Exercise aim:
Copy each line in which the string "close" occurs.

Supplied records:
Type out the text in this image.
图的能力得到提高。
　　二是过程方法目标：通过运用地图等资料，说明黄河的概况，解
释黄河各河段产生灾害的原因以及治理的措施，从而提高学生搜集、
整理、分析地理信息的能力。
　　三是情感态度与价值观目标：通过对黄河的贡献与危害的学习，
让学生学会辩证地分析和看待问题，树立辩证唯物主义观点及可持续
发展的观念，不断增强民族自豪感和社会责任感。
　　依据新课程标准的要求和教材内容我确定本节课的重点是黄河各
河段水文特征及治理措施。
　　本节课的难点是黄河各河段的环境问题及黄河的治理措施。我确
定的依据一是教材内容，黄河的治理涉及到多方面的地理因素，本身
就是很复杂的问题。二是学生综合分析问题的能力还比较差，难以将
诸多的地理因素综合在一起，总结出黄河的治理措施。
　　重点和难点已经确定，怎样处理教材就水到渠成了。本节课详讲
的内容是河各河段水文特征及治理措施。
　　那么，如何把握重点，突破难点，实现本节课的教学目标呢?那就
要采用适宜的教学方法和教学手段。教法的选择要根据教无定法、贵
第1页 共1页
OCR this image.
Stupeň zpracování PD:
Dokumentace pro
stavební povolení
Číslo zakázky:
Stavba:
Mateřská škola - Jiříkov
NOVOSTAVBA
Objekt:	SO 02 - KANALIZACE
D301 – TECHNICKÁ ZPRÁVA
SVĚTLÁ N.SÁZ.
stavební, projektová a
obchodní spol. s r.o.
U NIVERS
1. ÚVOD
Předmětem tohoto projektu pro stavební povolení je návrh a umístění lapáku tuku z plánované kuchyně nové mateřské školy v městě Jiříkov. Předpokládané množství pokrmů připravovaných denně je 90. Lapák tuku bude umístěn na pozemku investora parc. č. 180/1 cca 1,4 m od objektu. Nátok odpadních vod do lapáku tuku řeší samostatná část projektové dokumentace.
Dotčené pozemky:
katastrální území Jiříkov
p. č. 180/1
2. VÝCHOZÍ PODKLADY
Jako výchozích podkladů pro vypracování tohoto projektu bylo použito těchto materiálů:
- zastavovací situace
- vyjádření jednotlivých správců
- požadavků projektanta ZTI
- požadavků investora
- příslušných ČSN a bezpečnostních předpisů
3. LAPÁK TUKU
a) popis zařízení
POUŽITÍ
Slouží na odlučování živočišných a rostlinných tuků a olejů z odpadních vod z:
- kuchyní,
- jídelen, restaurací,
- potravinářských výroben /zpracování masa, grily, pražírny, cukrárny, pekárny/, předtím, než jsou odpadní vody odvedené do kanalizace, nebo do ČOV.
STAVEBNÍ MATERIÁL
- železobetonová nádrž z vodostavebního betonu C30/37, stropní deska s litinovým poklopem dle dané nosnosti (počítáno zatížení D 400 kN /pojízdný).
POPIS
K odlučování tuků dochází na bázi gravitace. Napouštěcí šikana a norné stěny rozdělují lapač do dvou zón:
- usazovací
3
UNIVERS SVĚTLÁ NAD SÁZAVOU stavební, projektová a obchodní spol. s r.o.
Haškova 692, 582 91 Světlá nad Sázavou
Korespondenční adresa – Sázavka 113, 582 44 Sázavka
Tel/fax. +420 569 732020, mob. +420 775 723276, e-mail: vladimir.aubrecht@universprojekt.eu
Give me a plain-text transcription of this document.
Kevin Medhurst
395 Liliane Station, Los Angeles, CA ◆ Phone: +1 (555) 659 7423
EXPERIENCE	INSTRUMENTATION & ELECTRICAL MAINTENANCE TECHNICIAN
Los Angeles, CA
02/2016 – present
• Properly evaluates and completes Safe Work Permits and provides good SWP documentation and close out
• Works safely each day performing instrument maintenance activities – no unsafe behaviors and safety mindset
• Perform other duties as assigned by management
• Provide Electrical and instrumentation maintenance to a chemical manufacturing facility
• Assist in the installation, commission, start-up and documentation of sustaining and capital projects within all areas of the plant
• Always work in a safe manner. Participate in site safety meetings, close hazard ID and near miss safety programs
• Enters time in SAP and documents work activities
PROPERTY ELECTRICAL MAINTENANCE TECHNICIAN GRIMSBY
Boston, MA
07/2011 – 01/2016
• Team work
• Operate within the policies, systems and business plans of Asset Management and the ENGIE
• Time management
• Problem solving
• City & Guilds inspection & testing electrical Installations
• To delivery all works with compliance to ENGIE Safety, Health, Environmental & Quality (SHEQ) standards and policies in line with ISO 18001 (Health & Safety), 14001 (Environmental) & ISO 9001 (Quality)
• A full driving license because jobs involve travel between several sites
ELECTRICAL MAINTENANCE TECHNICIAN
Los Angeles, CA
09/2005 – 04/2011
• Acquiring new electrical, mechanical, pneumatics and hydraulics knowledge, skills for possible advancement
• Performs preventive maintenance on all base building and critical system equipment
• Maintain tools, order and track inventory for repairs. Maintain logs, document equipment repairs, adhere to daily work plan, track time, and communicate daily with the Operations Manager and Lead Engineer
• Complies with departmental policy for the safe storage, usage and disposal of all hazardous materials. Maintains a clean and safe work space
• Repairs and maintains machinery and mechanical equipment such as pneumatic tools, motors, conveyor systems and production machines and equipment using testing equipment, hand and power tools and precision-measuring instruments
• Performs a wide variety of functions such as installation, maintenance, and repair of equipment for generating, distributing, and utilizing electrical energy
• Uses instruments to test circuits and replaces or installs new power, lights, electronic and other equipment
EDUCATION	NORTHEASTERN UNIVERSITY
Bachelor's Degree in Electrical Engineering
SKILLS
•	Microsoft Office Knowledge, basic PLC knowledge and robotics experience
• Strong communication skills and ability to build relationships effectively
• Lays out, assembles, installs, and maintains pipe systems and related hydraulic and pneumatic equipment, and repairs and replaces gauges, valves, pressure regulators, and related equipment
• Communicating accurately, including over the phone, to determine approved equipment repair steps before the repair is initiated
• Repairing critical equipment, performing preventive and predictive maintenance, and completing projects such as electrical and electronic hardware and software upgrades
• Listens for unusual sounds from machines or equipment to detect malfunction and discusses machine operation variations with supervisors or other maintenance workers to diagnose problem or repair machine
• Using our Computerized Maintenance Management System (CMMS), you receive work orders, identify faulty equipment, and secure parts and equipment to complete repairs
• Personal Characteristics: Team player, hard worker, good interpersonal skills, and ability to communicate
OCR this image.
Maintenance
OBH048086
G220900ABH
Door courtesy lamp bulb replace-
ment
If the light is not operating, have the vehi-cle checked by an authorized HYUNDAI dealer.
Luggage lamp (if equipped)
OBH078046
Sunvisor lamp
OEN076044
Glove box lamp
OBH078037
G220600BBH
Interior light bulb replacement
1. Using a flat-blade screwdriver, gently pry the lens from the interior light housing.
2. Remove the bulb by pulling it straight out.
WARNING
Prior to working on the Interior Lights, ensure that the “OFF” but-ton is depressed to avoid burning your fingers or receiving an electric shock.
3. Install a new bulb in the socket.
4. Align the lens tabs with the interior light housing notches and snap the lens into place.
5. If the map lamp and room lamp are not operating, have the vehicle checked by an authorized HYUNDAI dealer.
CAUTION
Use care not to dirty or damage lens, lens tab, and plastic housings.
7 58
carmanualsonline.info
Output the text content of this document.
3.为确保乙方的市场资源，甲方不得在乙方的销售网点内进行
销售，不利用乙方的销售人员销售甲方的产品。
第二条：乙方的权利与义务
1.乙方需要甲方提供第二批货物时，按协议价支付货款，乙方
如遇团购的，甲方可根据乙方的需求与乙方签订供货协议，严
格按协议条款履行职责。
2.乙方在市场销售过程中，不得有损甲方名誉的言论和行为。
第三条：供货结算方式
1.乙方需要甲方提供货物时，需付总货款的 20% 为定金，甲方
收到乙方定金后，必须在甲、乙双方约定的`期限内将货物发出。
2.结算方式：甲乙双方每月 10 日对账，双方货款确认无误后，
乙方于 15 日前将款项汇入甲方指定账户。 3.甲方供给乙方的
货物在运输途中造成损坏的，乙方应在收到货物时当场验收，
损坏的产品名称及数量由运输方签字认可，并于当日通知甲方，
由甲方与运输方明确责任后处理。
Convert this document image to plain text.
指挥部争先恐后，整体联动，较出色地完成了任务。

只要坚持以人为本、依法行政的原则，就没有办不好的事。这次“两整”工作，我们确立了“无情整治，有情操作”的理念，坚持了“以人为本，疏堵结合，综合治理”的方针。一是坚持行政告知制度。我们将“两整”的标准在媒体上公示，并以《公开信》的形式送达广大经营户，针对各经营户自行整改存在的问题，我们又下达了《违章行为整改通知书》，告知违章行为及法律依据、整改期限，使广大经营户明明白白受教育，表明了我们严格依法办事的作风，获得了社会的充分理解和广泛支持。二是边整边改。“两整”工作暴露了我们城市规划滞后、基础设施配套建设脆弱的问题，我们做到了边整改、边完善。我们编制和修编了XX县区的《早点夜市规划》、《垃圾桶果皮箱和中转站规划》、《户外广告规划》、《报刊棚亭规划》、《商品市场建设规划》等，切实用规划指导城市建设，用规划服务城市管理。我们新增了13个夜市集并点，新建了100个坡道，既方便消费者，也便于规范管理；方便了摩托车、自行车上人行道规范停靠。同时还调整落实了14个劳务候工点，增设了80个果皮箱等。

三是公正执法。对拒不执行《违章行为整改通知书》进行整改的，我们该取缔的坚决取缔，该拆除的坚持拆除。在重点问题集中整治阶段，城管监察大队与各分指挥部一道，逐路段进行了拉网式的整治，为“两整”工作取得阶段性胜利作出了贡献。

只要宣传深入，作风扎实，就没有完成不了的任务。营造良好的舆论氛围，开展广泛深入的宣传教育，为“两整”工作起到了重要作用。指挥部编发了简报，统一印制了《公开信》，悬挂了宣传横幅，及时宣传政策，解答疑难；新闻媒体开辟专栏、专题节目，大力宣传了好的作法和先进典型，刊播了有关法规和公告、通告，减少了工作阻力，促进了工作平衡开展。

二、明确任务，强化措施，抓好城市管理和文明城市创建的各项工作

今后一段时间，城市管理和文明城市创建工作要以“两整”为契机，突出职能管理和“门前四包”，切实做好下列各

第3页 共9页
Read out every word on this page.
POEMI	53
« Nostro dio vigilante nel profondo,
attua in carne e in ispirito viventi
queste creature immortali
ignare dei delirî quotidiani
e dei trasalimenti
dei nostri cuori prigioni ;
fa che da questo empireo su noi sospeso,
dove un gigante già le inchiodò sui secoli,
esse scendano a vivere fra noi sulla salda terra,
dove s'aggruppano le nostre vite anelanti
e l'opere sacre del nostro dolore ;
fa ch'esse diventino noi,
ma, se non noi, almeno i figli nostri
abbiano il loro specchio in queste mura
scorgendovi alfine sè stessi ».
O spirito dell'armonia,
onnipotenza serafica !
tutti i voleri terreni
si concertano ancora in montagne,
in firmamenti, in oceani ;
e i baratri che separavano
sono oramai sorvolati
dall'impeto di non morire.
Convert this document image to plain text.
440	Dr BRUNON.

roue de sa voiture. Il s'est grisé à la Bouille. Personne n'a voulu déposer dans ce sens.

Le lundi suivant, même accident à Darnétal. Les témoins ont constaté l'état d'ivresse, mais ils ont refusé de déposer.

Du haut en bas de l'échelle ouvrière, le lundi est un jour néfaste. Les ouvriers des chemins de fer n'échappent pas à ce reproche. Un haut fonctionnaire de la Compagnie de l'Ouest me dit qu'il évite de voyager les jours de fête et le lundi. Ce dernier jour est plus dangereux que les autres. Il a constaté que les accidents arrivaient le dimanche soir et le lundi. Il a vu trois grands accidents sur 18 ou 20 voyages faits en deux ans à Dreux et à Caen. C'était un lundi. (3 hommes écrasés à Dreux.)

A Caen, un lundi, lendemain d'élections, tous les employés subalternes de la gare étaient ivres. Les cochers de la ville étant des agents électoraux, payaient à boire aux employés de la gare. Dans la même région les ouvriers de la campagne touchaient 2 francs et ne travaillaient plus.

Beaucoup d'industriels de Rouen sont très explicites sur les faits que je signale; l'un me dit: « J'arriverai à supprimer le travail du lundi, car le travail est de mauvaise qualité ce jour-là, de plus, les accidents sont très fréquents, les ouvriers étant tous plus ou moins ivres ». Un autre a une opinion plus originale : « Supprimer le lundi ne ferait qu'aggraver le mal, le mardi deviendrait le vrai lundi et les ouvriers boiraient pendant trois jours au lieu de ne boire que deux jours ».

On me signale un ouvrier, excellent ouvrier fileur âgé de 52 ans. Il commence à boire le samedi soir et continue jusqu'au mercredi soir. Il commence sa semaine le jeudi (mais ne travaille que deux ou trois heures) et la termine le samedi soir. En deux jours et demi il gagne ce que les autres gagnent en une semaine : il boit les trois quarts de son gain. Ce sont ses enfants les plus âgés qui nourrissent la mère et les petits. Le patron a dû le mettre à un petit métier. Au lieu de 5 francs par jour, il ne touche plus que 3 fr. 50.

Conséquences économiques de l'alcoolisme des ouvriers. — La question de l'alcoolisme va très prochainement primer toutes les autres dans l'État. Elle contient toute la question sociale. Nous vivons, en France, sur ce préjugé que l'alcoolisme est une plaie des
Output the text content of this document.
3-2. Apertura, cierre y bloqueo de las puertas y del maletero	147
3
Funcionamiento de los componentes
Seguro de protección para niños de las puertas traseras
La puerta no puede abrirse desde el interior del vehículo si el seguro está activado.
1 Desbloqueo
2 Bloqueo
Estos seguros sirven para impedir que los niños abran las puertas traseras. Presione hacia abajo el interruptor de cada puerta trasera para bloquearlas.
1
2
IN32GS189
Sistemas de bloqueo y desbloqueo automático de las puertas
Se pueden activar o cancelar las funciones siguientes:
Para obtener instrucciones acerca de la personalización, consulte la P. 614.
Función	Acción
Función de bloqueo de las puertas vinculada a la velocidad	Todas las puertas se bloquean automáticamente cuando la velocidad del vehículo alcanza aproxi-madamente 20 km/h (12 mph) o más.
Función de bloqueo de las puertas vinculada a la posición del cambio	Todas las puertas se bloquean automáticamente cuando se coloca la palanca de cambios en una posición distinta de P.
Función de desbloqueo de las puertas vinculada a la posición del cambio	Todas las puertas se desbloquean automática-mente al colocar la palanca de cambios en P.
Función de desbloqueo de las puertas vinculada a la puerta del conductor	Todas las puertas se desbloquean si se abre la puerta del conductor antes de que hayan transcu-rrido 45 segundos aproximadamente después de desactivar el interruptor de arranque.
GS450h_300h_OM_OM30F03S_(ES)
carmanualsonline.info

Expected output:
• Properly evaluates and completes Safe Work Permits and provides good SWP documentation and close out
• Always work in a safe manner. Participate in site safety meetings, close hazard ID and near miss safety programs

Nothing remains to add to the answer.